Dataset items:
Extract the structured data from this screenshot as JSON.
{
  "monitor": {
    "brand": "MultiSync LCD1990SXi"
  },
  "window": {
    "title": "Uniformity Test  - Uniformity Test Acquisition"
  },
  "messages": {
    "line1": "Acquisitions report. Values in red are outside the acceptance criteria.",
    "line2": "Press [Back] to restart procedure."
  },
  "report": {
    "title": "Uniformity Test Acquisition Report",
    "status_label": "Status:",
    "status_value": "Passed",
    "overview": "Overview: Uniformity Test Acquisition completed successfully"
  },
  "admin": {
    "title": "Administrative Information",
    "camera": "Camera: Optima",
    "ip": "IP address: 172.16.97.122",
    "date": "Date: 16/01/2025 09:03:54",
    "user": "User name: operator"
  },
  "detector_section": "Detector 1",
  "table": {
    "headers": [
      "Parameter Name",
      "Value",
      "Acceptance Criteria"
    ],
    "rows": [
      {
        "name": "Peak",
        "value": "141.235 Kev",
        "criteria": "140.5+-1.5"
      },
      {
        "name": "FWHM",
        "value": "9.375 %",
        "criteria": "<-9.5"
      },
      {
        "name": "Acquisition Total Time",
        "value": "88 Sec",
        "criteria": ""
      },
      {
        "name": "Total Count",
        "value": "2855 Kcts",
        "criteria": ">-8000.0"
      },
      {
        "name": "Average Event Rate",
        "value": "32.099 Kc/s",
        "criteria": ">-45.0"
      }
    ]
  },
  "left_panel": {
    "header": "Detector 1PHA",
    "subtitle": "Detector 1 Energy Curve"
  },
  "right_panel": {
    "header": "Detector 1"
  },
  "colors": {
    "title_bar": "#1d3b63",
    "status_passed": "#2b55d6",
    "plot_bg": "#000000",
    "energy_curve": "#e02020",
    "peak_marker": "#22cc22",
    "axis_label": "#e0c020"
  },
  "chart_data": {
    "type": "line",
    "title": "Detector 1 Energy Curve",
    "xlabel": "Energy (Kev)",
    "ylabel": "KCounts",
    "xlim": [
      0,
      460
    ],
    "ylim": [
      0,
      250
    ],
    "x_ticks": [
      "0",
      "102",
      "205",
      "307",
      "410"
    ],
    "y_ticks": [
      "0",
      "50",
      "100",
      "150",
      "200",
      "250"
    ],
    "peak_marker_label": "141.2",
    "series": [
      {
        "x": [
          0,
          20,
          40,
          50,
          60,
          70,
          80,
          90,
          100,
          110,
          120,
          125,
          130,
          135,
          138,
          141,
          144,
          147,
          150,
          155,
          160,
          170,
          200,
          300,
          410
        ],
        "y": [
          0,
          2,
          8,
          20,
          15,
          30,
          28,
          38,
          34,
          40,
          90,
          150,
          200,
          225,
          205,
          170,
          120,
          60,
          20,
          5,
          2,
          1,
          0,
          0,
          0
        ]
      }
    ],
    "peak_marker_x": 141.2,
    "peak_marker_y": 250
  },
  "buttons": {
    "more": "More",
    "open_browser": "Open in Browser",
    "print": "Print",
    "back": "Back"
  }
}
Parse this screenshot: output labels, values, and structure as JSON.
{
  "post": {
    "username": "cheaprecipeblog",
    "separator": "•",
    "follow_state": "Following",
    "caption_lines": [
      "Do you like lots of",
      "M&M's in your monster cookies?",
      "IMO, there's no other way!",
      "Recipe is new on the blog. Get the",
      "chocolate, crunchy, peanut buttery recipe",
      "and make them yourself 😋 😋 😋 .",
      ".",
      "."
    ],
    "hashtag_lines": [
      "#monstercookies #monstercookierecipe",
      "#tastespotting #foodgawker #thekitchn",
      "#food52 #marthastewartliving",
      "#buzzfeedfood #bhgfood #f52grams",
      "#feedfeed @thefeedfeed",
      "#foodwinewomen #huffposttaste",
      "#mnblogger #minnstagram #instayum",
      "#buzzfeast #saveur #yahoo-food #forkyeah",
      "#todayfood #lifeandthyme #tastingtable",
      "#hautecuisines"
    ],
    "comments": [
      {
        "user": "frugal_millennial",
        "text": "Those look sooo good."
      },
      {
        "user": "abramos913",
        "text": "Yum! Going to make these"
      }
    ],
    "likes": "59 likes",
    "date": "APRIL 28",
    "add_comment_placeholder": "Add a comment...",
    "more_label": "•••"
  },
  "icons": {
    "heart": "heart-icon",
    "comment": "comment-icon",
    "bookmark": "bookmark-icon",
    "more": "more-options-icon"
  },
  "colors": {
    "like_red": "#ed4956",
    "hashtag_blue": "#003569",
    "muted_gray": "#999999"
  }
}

Goal → Locate the word "screenshot" in the records and collect each line it appears in.

Answer below →
Extract the structured data from this screenshot as JSON.
Parse this screenshot: output labels, values, and structure as JSON.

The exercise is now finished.